======== RECORDS FOR THIS EXERCISE ========

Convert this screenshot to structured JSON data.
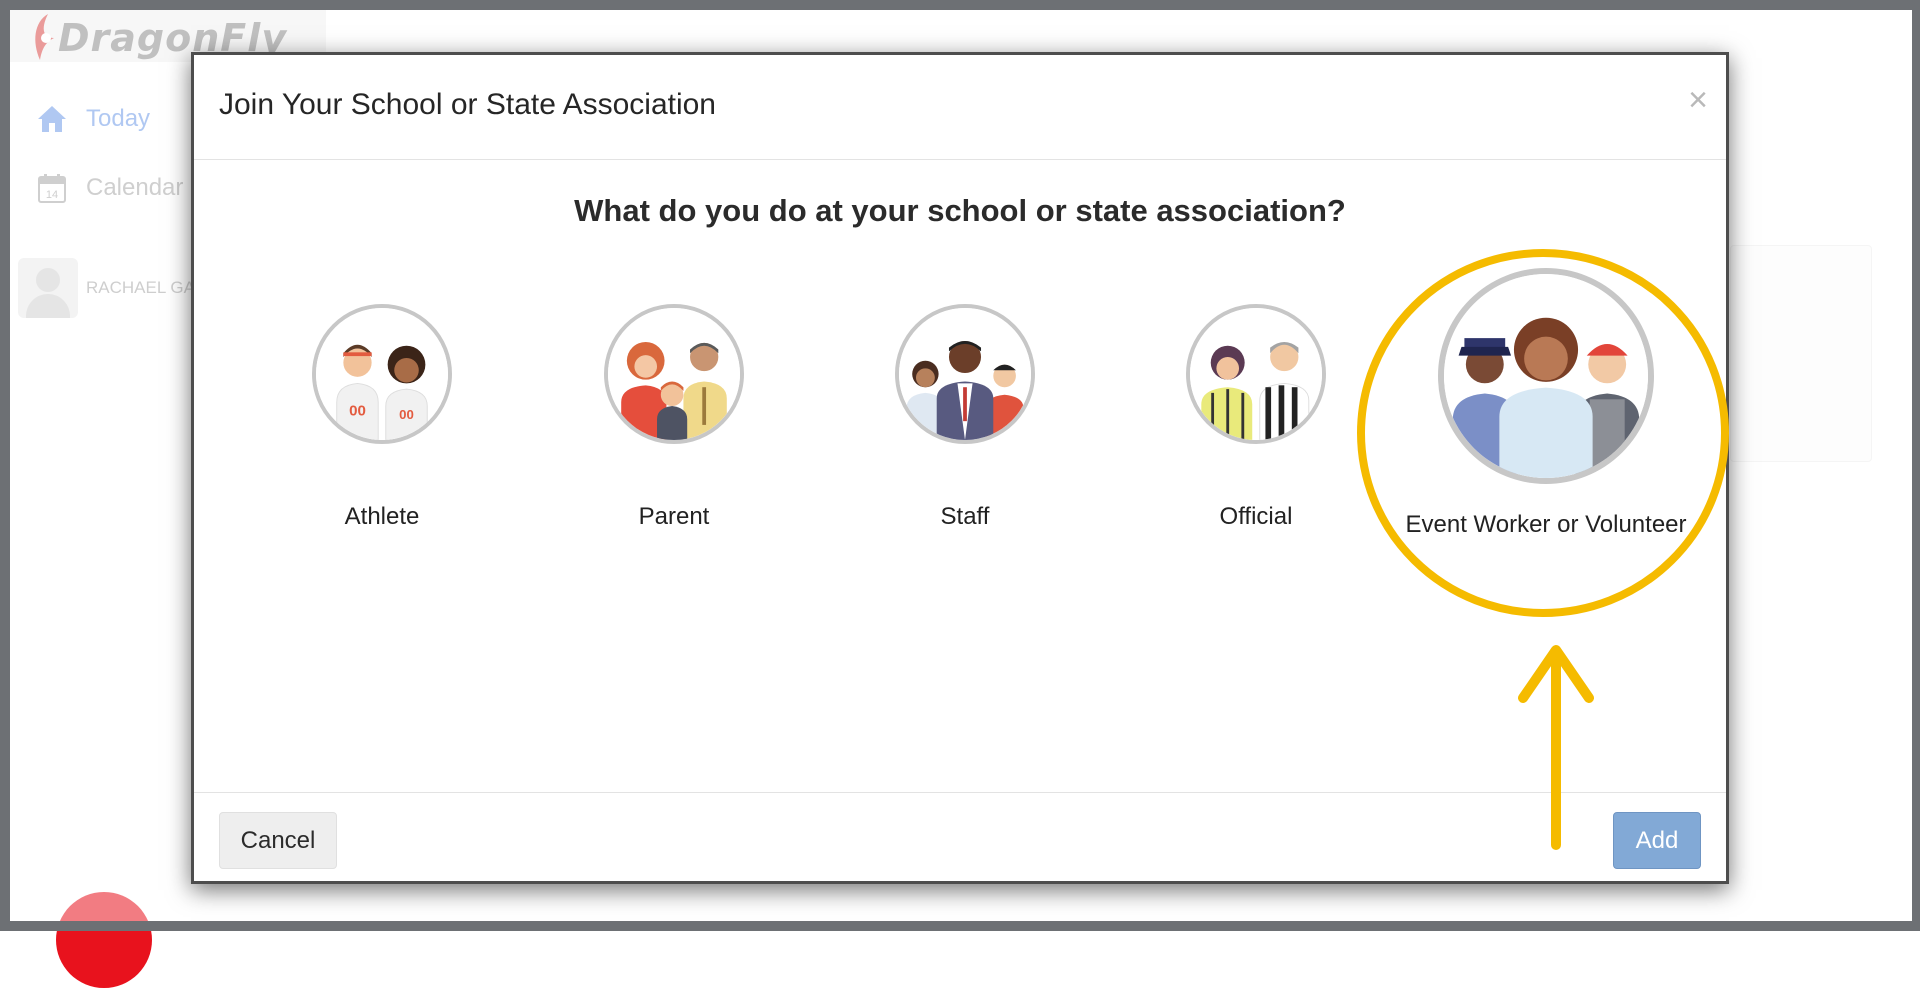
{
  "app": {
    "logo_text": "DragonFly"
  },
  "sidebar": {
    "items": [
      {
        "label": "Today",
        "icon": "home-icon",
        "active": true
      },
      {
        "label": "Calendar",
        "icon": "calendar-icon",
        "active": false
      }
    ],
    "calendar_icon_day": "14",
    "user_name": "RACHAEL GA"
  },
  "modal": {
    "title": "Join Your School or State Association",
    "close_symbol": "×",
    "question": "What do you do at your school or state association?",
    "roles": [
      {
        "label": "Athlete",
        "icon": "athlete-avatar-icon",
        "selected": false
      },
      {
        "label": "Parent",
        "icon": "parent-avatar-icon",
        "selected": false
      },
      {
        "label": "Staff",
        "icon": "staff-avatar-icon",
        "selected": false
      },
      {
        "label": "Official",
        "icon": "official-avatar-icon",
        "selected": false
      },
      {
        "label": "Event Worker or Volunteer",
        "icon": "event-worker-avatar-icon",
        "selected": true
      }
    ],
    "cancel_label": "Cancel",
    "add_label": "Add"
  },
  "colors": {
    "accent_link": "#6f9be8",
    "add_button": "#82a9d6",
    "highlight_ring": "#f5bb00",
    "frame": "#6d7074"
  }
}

========
======== RECORDS FOR THIS EXERCISE ========

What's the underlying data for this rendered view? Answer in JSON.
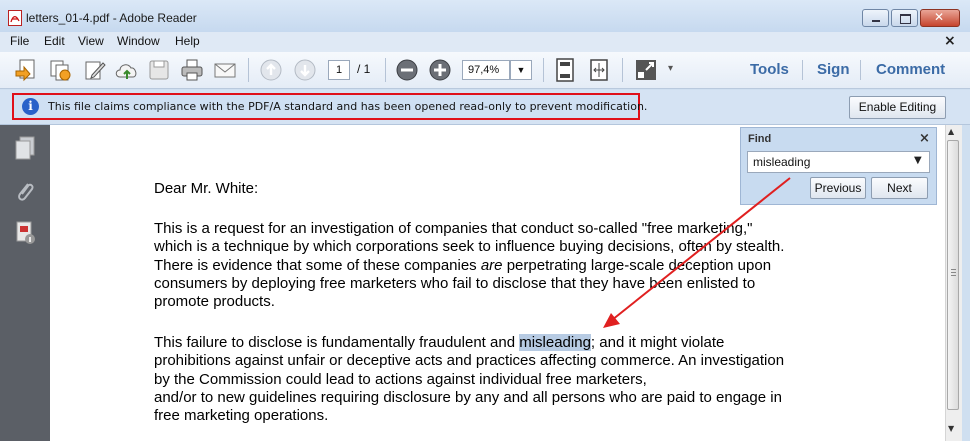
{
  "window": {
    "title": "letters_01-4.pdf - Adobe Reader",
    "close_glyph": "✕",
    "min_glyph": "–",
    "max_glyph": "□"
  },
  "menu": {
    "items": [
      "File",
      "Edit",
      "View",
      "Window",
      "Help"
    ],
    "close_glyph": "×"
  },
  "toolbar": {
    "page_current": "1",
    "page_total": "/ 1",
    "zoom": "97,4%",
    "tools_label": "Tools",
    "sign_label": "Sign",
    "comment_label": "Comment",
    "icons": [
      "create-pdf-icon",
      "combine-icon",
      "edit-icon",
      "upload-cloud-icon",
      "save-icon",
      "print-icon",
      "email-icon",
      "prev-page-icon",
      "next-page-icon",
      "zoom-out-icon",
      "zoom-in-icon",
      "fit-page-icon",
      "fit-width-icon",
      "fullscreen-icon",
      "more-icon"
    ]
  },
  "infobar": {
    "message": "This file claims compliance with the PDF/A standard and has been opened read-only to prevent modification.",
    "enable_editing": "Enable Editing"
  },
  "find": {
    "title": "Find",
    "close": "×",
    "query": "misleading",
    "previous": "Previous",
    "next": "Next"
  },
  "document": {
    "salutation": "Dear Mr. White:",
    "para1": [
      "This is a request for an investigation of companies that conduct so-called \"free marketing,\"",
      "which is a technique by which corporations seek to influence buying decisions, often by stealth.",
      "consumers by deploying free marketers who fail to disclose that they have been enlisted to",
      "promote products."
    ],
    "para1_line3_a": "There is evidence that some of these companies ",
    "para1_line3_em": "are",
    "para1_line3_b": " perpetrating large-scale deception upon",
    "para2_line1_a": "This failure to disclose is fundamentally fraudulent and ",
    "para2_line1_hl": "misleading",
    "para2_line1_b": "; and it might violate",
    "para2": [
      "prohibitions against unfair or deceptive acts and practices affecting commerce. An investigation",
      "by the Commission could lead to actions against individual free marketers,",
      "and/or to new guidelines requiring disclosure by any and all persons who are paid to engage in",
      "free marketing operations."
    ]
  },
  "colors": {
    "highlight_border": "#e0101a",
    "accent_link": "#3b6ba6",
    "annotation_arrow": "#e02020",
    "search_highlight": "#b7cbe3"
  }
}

========

→ INSTRUCTIONS FOR THE TASK
Above are the records. Identify each line that contains the word "misleading".

→ RESPONSE TO THE TASK
    "query": "misleading",
    "para2_line1_hl": "misleading",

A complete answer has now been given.